### Data to use:
:::

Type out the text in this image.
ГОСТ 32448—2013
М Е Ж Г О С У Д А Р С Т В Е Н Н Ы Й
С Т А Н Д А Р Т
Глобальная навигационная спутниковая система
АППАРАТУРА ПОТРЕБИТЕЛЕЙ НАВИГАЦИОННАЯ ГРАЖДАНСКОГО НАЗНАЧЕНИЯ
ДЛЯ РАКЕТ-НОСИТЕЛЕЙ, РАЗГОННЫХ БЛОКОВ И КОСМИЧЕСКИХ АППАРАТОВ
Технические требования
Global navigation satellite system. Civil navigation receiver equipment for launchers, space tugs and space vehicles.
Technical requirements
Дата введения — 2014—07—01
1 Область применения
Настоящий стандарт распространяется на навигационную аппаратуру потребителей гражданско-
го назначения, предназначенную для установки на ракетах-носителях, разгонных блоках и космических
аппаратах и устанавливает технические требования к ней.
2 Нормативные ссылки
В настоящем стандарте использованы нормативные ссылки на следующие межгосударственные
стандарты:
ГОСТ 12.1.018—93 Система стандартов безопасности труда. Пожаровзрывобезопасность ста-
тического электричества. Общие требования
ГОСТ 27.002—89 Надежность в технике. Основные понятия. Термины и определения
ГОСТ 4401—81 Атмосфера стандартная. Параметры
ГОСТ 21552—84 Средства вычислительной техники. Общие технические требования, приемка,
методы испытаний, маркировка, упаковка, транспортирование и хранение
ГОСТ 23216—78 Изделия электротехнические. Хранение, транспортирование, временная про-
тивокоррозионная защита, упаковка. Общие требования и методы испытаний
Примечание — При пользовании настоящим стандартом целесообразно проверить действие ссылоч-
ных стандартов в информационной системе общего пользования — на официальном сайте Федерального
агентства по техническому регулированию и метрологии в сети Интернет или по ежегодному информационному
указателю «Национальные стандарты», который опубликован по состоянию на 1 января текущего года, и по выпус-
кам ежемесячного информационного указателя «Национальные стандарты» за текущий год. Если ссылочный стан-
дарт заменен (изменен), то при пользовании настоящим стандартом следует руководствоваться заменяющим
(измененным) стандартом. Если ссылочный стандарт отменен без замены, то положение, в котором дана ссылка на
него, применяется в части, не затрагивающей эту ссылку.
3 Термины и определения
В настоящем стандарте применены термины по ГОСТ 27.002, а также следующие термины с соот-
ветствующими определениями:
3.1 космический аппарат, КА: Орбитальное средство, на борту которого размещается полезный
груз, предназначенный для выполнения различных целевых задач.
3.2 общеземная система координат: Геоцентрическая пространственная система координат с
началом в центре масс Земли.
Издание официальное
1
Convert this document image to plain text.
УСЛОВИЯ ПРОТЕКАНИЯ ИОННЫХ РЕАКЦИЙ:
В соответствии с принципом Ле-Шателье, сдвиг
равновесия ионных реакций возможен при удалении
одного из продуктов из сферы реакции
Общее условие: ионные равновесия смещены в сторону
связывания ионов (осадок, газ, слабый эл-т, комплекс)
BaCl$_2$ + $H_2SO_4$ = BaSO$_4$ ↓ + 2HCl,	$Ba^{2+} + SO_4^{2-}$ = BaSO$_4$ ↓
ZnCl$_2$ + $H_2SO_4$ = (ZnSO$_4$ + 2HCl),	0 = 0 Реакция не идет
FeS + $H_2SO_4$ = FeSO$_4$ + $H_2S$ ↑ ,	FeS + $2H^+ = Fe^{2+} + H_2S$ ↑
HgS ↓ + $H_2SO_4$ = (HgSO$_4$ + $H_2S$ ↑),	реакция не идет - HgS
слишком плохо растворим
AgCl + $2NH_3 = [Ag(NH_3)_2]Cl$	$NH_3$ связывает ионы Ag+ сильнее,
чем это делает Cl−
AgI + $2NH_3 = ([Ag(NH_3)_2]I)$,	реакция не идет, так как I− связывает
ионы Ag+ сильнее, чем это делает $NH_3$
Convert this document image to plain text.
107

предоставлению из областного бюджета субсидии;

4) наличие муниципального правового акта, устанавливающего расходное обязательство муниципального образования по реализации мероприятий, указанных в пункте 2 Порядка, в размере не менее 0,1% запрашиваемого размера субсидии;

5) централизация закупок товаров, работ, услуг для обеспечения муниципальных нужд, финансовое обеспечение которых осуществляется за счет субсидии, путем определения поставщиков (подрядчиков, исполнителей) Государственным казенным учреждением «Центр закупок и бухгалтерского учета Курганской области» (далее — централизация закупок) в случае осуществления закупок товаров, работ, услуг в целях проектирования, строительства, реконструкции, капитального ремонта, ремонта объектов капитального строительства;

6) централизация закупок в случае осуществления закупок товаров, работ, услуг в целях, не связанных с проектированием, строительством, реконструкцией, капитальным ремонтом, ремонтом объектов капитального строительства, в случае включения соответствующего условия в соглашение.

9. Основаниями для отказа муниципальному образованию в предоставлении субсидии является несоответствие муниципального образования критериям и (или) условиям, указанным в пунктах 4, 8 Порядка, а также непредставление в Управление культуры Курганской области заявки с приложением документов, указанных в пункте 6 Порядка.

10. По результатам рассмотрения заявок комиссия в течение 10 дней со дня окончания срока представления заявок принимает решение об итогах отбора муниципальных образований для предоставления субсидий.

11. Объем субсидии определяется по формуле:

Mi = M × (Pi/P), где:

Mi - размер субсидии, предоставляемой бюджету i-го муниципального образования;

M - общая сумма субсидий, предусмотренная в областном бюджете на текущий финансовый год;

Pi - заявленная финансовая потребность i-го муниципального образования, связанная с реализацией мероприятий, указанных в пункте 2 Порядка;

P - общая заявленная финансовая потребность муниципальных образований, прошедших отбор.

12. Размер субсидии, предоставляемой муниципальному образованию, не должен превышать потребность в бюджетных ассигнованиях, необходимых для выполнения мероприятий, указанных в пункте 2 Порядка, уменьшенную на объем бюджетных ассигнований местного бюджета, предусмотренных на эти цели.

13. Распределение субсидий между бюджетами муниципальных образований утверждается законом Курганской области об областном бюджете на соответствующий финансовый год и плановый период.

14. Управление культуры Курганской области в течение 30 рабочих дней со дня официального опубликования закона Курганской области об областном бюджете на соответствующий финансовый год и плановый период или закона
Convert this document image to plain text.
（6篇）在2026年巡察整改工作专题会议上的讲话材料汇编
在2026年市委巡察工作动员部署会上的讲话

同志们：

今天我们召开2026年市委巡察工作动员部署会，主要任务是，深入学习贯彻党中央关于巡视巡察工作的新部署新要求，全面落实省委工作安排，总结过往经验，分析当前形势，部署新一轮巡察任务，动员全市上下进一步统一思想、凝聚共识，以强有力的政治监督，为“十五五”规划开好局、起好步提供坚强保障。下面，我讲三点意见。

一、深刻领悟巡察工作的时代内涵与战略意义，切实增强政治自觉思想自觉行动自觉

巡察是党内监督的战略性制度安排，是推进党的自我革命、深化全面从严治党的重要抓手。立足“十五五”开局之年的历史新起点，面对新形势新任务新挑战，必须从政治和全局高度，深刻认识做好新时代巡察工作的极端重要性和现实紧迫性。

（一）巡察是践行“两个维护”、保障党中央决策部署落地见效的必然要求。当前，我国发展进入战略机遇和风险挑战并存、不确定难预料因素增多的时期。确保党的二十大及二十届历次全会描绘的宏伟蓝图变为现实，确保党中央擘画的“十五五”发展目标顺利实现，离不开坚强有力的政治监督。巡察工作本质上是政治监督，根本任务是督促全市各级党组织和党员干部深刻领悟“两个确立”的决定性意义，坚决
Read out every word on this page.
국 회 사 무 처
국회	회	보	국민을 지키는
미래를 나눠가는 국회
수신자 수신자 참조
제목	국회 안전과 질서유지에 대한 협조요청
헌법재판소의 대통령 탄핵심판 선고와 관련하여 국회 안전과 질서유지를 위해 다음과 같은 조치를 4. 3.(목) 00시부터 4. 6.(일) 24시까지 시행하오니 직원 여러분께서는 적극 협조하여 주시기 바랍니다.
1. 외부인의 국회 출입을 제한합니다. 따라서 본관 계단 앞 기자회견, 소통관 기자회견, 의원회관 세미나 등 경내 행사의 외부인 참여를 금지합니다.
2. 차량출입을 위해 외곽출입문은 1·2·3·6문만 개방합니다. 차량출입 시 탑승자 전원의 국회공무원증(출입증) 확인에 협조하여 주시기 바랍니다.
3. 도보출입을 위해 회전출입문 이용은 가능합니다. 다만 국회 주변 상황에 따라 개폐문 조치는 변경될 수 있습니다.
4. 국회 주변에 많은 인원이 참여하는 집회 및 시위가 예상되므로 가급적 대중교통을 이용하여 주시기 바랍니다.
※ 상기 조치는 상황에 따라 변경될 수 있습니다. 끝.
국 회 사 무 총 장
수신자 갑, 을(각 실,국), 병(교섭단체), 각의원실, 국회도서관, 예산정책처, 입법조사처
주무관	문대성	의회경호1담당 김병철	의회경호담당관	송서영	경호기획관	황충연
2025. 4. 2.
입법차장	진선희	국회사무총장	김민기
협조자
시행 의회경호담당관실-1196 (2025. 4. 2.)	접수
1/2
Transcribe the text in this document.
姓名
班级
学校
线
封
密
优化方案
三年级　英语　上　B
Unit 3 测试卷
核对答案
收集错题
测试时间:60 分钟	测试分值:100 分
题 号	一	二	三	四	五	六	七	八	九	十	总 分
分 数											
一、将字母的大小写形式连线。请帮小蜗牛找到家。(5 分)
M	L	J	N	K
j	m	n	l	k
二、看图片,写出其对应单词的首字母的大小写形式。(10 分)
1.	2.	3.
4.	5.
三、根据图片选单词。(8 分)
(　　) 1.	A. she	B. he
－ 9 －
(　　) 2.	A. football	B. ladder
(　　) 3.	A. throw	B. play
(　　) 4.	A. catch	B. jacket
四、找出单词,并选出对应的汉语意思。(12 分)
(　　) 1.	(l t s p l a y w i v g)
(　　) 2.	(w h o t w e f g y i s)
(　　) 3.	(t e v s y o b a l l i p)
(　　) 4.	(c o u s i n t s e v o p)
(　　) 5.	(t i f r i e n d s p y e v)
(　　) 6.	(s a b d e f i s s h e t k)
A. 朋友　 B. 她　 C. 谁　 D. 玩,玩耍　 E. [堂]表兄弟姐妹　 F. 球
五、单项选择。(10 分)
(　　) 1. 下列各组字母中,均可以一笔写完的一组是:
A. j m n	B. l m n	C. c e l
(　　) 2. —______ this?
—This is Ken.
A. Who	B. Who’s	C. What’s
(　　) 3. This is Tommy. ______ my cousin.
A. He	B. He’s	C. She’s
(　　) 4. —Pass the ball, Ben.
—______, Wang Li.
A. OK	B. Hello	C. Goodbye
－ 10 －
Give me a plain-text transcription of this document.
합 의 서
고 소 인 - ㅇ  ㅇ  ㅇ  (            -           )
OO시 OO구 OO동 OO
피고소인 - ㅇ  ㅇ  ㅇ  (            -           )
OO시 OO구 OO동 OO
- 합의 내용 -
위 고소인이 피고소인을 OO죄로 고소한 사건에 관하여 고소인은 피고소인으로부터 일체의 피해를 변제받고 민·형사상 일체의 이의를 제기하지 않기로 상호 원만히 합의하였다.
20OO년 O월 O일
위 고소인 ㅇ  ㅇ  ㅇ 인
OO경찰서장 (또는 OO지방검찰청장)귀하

:::

Filter out all lines lacking the word "работ" and copy the rest.

### Response:
5) централизация закупок товаров, работ, услуг для обеспечения муниципальных нужд, финансовое обеспечение которых осуществляется за счет субсидии, путем определения поставщиков (подрядчиков, исполнителей) Государственным казенным учреждением «Центр закупок и бухгалтерского учета Курганской области» (далее — централизация закупок) в случае осуществления закупок товаров, работ, услуг в целях проектирования, строительства, реконструкции, капитального ремонта, ремонта объектов капитального строительства;
6) централизация закупок в случае осуществления закупок товаров, работ, услуг в целях, не связанных с проектированием, строительством, реконструкцией, капитальным ремонтом, ремонтом объектов капитального строительства, в случае включения соответствующего условия в соглашение.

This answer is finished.